### Written instruction
For the records below, give the count of lines holding the word "Nasswald" and nothing more.
[Start]
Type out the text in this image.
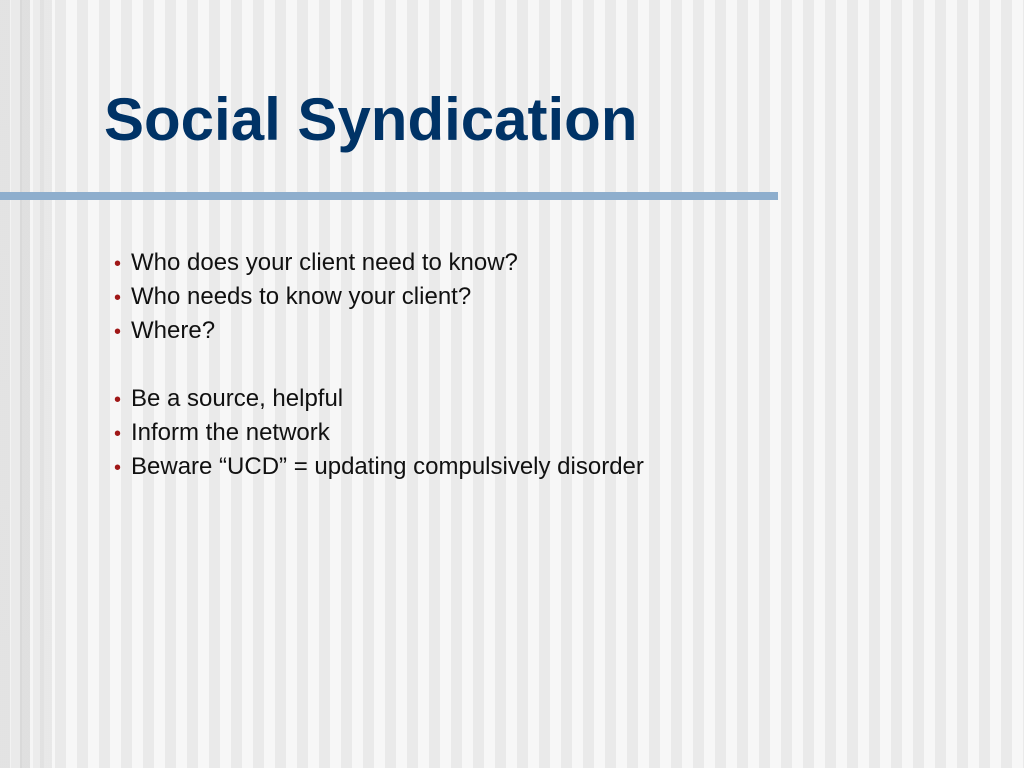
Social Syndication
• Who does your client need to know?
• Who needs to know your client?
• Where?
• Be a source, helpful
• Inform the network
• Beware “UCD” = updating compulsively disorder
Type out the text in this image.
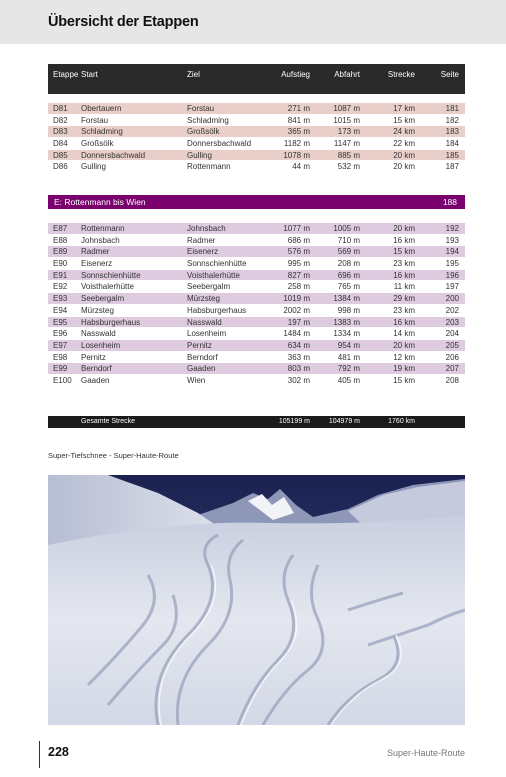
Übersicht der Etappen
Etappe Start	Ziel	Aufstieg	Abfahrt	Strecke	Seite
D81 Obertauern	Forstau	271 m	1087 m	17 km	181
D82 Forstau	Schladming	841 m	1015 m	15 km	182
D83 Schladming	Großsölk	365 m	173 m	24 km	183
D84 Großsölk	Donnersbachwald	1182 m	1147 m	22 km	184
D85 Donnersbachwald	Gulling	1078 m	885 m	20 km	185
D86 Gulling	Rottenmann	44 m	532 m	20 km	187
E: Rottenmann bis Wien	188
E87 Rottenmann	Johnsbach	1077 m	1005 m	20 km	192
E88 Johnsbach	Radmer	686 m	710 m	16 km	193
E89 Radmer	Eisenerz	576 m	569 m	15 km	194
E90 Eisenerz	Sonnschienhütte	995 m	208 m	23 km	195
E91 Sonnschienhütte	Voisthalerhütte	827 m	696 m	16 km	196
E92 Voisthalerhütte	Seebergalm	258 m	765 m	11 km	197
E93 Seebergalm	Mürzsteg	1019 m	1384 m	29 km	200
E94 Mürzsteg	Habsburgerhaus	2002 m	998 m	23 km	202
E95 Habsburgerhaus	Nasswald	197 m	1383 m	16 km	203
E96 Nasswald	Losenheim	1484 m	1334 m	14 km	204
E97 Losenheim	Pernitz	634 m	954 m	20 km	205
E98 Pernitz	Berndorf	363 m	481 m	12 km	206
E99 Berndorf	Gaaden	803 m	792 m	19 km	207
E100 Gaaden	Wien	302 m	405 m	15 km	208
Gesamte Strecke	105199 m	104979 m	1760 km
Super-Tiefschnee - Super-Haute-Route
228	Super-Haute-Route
[End]
### Correct output
2